Reproduce all the lines exactly as they stand, apart from the pictures.
— Begin —
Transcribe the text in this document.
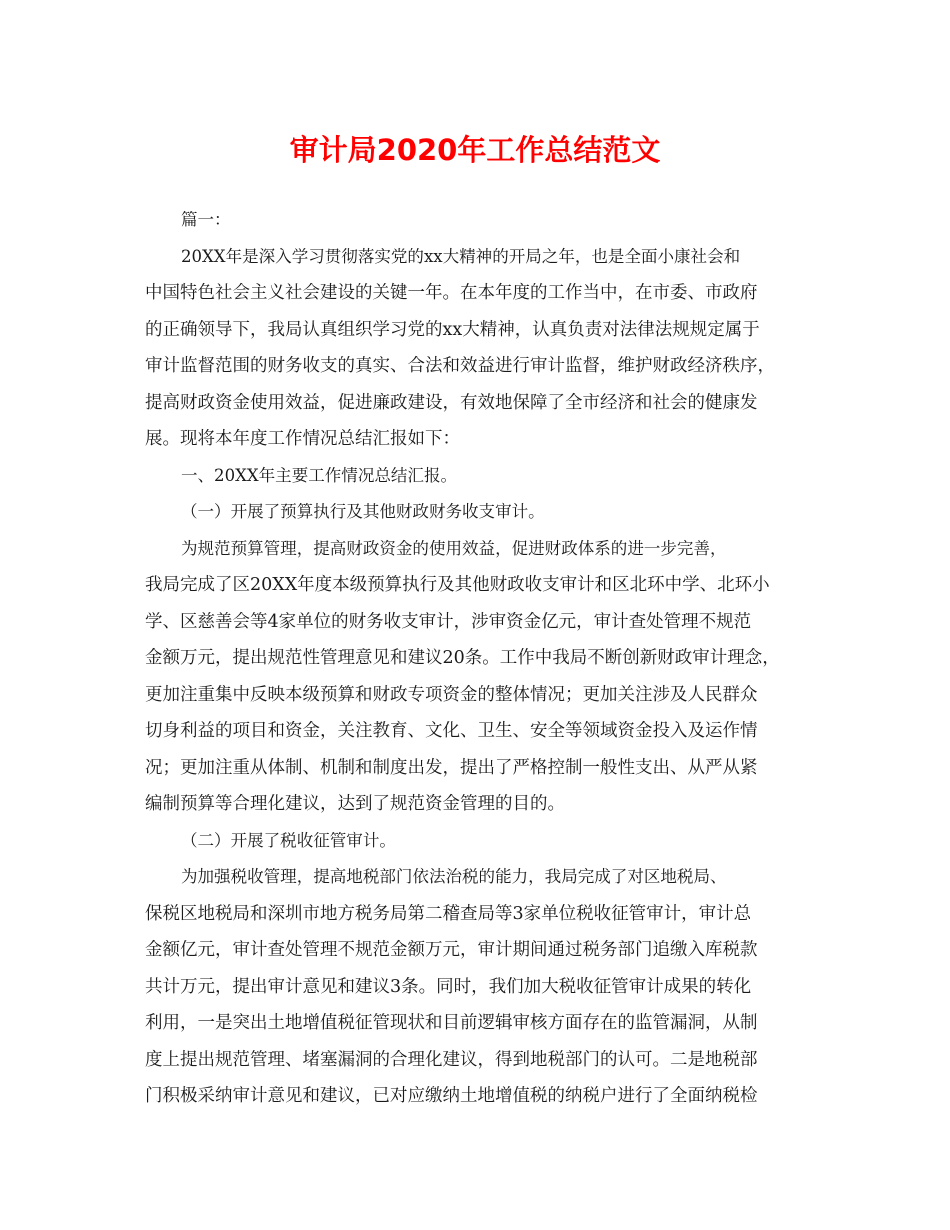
审计局2020年工作总结范文
篇一：
20XX年是深入学习贯彻落实党的xx大精神的开局之年，也是全面小康社会和
中国特色社会主义社会建设的关键一年。在本年度的工作当中，在市委、市政府
的正确领导下，我局认真组织学习党的xx大精神，认真负责对法律法规规定属于
审计监督范围的财务收支的真实、合法和效益进行审计监督，维护财政经济秩序，
提高财政资金使用效益，促进廉政建设，有效地保障了全市经济和社会的健康发
展。现将本年度工作情况总结汇报如下：
一、20XX年主要工作情况总结汇报。
（一）开展了预算执行及其他财政财务收支审计。
为规范预算管理，提高财政资金的使用效益，促进财政体系的进一步完善，
我局完成了区20XX年度本级预算执行及其他财政收支审计和区北环中学、北环小
学、区慈善会等4家单位的财务收支审计，涉审资金亿元，审计查处管理不规范
金额万元，提出规范性管理意见和建议20条。工作中我局不断创新财政审计理念，
更加注重集中反映本级预算和财政专项资金的整体情况；更加关注涉及人民群众
切身利益的项目和资金，关注教育、文化、卫生、安全等领域资金投入及运作情
况；更加注重从体制、机制和制度出发，提出了严格控制一般性支出、从严从紧
编制预算等合理化建议，达到了规范资金管理的目的。
（二）开展了税收征管审计。
为加强税收管理，提高地税部门依法治税的能力，我局完成了对区地税局、
保税区地税局和深圳市地方税务局第二稽查局等3家单位税收征管审计，审计总
金额亿元，审计查处管理不规范金额万元，审计期间通过税务部门追缴入库税款
共计万元，提出审计意见和建议3条。同时，我们加大税收征管审计成果的转化
利用，一是突出土地增值税征管现状和目前逻辑审核方面存在的监管漏洞，从制
度上提出规范管理、堵塞漏洞的合理化建议，得到地税部门的认可。二是地税部
门积极采纳审计意见和建议，已对应缴纳土地增值税的纳税户进行了全面纳税检
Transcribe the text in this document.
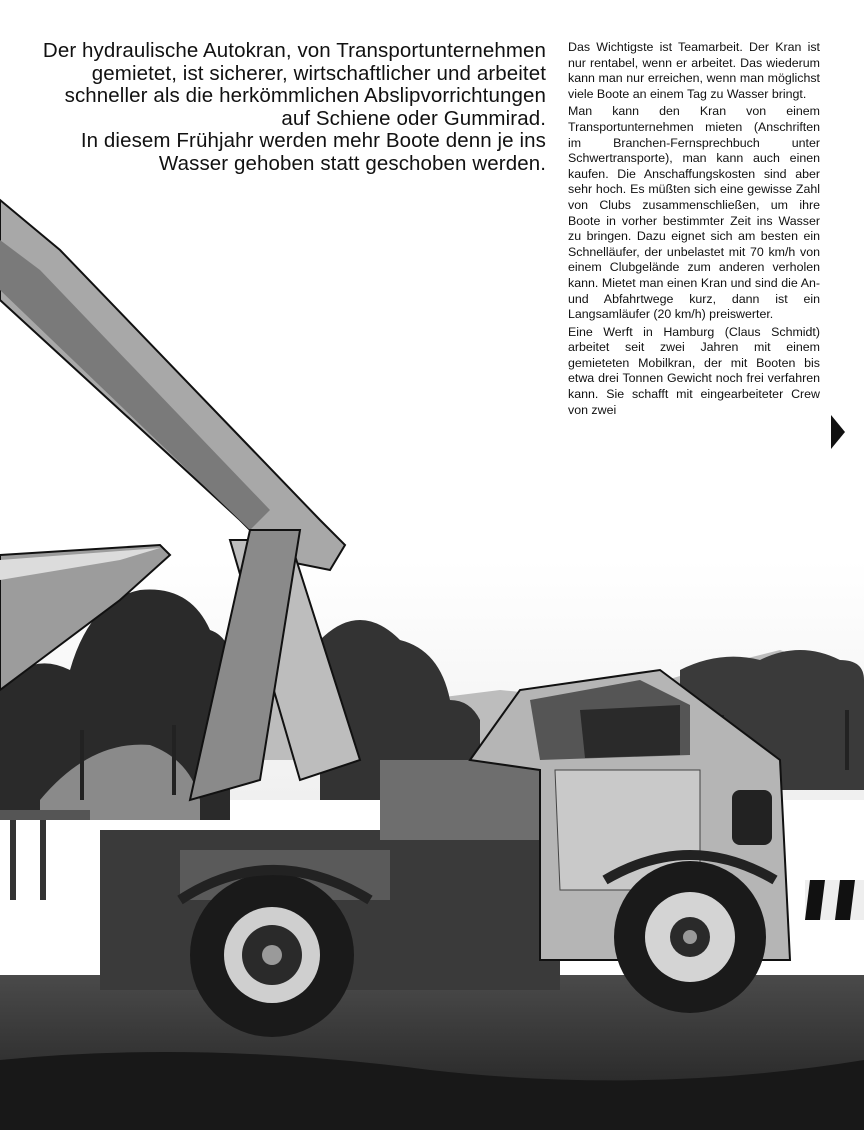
Der hydraulische Autokran, von Transportunternehmen gemietet, ist sicherer, wirtschaftlicher und arbeitet schneller als die herkömmlichen Abslipvorrichtungen auf Schiene oder Gummirad.

In diesem Frühjahr werden mehr Boote denn je ins Wasser gehoben statt geschoben werden.

Das Wichtigste ist Teamarbeit. Der Kran ist nur rentabel, wenn er arbeitet. Das wiederum kann man nur erreichen, wenn man möglichst viele Boote an einem Tag zu Wasser bringt.

Man kann den Kran von einem Transportunternehmen mieten (Anschriften im Branchen-Fernsprechbuch unter Schwertransporte), man kann auch einen kaufen. Die Anschaffungskosten sind aber sehr hoch. Es müßten sich eine gewisse Zahl von Clubs zusammenschließen, um ihre Boote in vorher bestimmter Zeit ins Wasser zu bringen. Dazu eignet sich am besten ein Schnelläufer, der unbelastet mit 70 km/h von einem Clubgelände zum anderen verholen kann. Mietet man einen Kran und sind die An- und Abfahrtwege kurz, dann ist ein Langsamläufer (20 km/h) preiswerter.

Eine Werft in Hamburg (Claus Schmidt) arbeitet seit zwei Jahren mit einem gemieteten Mobilkran, der mit Booten bis etwa drei Tonnen Gewicht noch frei verfahren kann. Sie schafft mit eingearbeiteter Crew von zwei
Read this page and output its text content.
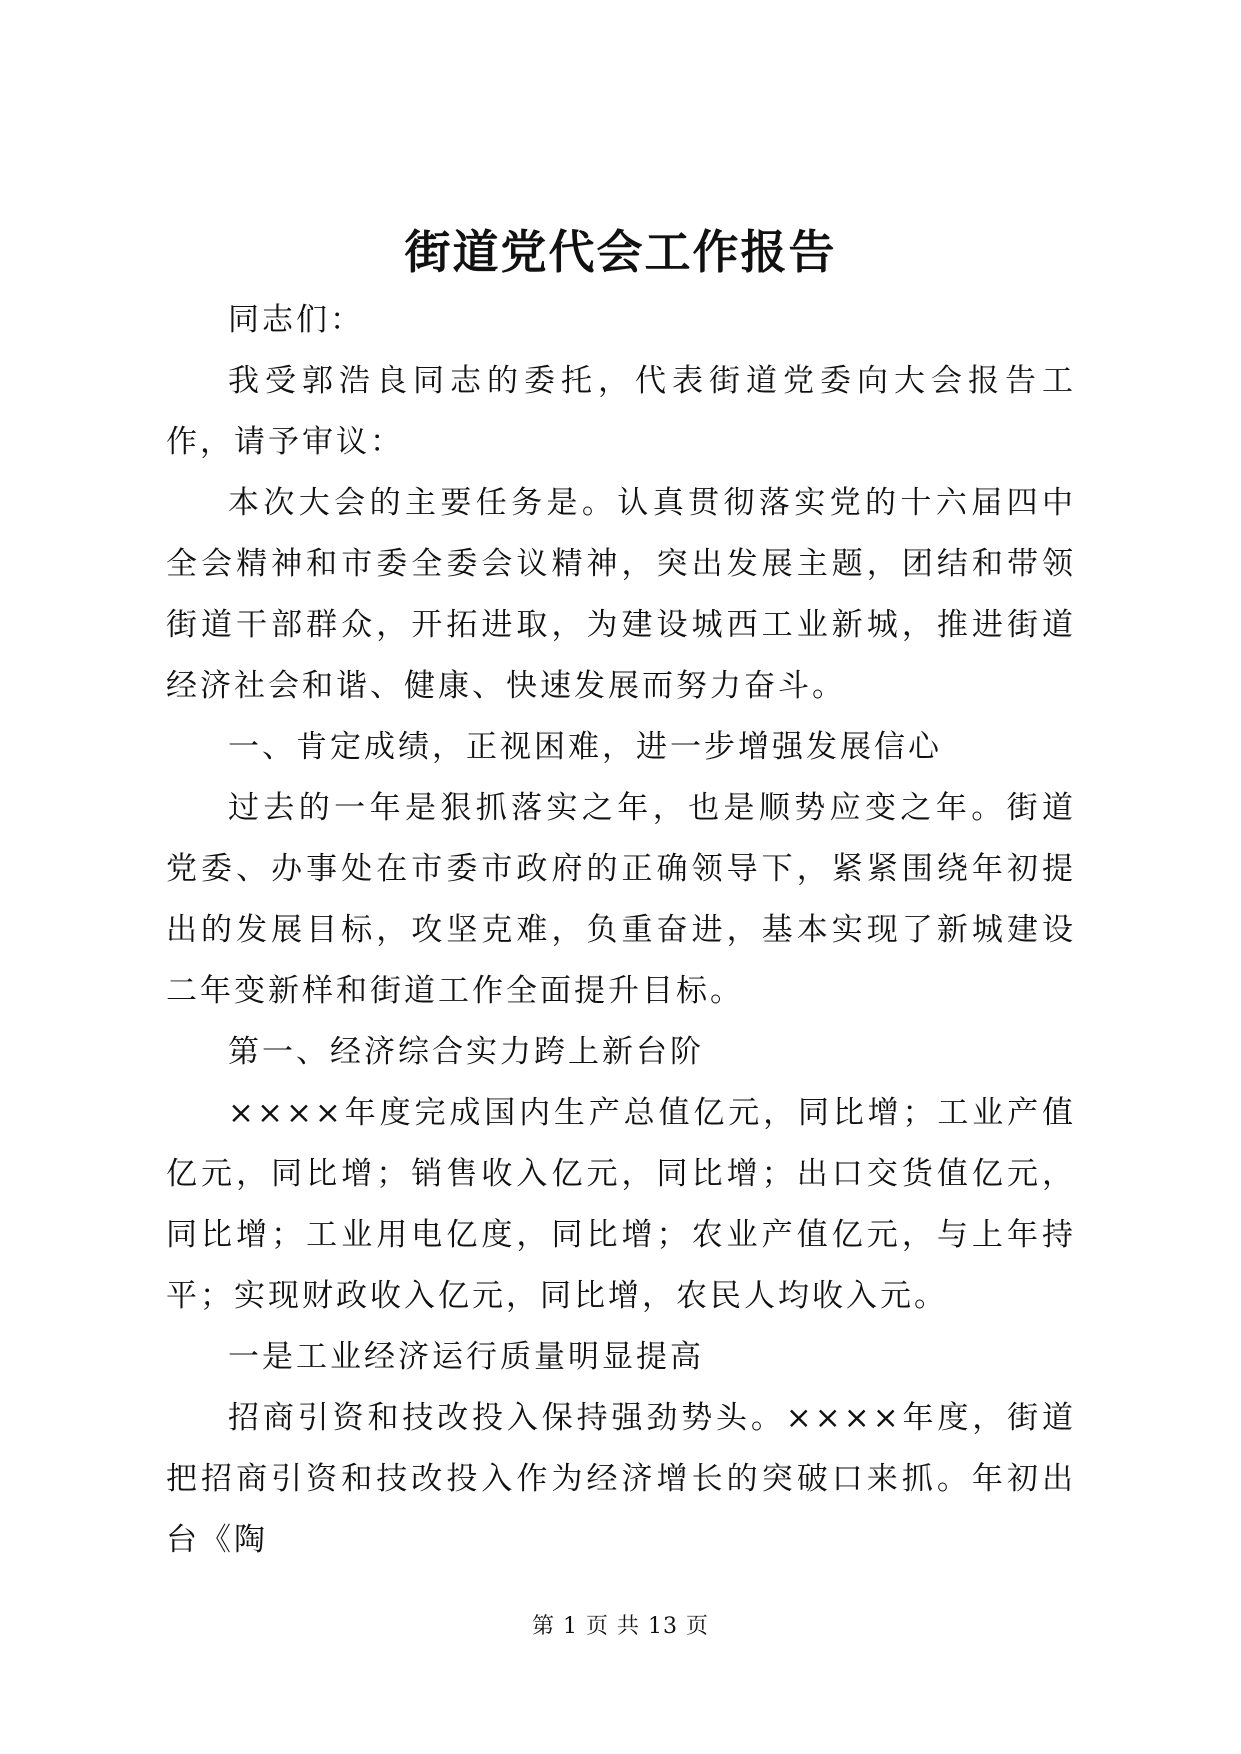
街道党代会工作报告

同志们：

我受郭浩良同志的委托，代表街道党委向大会报告工作，请予审议：

本次大会的主要任务是。认真贯彻落实党的十六届四中全会精神和市委全委会议精神，突出发展主题，团结和带领街道干部群众，开拓进取，为建设城西工业新城，推进街道经济社会和谐、健康、快速发展而努力奋斗。

一、肯定成绩，正视困难，进一步增强发展信心

过去的一年是狠抓落实之年，也是顺势应变之年。街道党委、办事处在市委市政府的正确领导下，紧紧围绕年初提出的发展目标，攻坚克难，负重奋进，基本实现了新城建设二年变新样和街道工作全面提升目标。

第一、经济综合实力跨上新台阶

××××年度完成国内生产总值亿元，同比增；工业产值亿元，同比增；销售收入亿元，同比增；出口交货值亿元，同比增；工业用电亿度，同比增；农业产值亿元，与上年持平；实现财政收入亿元，同比增，农民人均收入元。

一是工业经济运行质量明显提高

招商引资和技改投入保持强劲势头。××××年度，街道把招商引资和技改投入作为经济增长的突破口来抓。年初出台《陶

第 1 页 共 13 页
— End —
# Result of the task:
Transcribe the text in this document.
审计局2020年工作总结范文
篇一：
20XX年是深入学习贯彻落实党的xx大精神的开局之年，也是全面小康社会和
中国特色社会主义社会建设的关键一年。在本年度的工作当中，在市委、市政府
的正确领导下，我局认真组织学习党的xx大精神，认真负责对法律法规规定属于
审计监督范围的财务收支的真实、合法和效益进行审计监督，维护财政经济秩序，
提高财政资金使用效益，促进廉政建设，有效地保障了全市经济和社会的健康发
展。现将本年度工作情况总结汇报如下：
一、20XX年主要工作情况总结汇报。
（一）开展了预算执行及其他财政财务收支审计。
为规范预算管理，提高财政资金的使用效益，促进财政体系的进一步完善，
我局完成了区20XX年度本级预算执行及其他财政收支审计和区北环中学、北环小
学、区慈善会等4家单位的财务收支审计，涉审资金亿元，审计查处管理不规范
金额万元，提出规范性管理意见和建议20条。工作中我局不断创新财政审计理念，
更加注重集中反映本级预算和财政专项资金的整体情况；更加关注涉及人民群众
切身利益的项目和资金，关注教育、文化、卫生、安全等领域资金投入及运作情
况；更加注重从体制、机制和制度出发，提出了严格控制一般性支出、从严从紧
编制预算等合理化建议，达到了规范资金管理的目的。
（二）开展了税收征管审计。
为加强税收管理，提高地税部门依法治税的能力，我局完成了对区地税局、
保税区地税局和深圳市地方税务局第二稽查局等3家单位税收征管审计，审计总
金额亿元，审计查处管理不规范金额万元，审计期间通过税务部门追缴入库税款
共计万元，提出审计意见和建议3条。同时，我们加大税收征管审计成果的转化
利用，一是突出土地增值税征管现状和目前逻辑审核方面存在的监管漏洞，从制
度上提出规范管理、堵塞漏洞的合理化建议，得到地税部门的认可。二是地税部
门积极采纳审计意见和建议，已对应缴纳土地增值税的纳税户进行了全面纳税检
Transcribe the text in this document.
Der hydraulische Autokran, von Transportunternehmen gemietet, ist sicherer, wirtschaftlicher und arbeitet schneller als die herkömmlichen Abslipvorrichtungen auf Schiene oder Gummirad.

In diesem Frühjahr werden mehr Boote denn je ins Wasser gehoben statt geschoben werden.

Das Wichtigste ist Teamarbeit. Der Kran ist nur rentabel, wenn er arbeitet. Das wiederum kann man nur erreichen, wenn man möglichst viele Boote an einem Tag zu Wasser bringt.

Man kann den Kran von einem Transportunternehmen mieten (Anschriften im Branchen-Fernsprechbuch unter Schwertransporte), man kann auch einen kaufen. Die Anschaffungskosten sind aber sehr hoch. Es müßten sich eine gewisse Zahl von Clubs zusammenschließen, um ihre Boote in vorher bestimmter Zeit ins Wasser zu bringen. Dazu eignet sich am besten ein Schnelläufer, der unbelastet mit 70 km/h von einem Clubgelände zum anderen verholen kann. Mietet man einen Kran und sind die An- und Abfahrtwege kurz, dann ist ein Langsamläufer (20 km/h) preiswerter.

Eine Werft in Hamburg (Claus Schmidt) arbeitet seit zwei Jahren mit einem gemieteten Mobilkran, der mit Booten bis etwa drei Tonnen Gewicht noch frei verfahren kann. Sie schafft mit eingearbeiteter Crew von zwei
Read this page and output its text content.
街道党代会工作报告

同志们：

我受郭浩良同志的委托，代表街道党委向大会报告工作，请予审议：

本次大会的主要任务是。认真贯彻落实党的十六届四中全会精神和市委全委会议精神，突出发展主题，团结和带领街道干部群众，开拓进取，为建设城西工业新城，推进街道经济社会和谐、健康、快速发展而努力奋斗。

一、肯定成绩，正视困难，进一步增强发展信心

过去的一年是狠抓落实之年，也是顺势应变之年。街道党委、办事处在市委市政府的正确领导下，紧紧围绕年初提出的发展目标，攻坚克难，负重奋进，基本实现了新城建设二年变新样和街道工作全面提升目标。

第一、经济综合实力跨上新台阶

××××年度完成国内生产总值亿元，同比增；工业产值亿元，同比增；销售收入亿元，同比增；出口交货值亿元，同比增；工业用电亿度，同比增；农业产值亿元，与上年持平；实现财政收入亿元，同比增，农民人均收入元。

一是工业经济运行质量明显提高

招商引资和技改投入保持强劲势头。××××年度，街道把招商引资和技改投入作为经济增长的突破口来抓。年初出台《陶

第 1 页 共 13 页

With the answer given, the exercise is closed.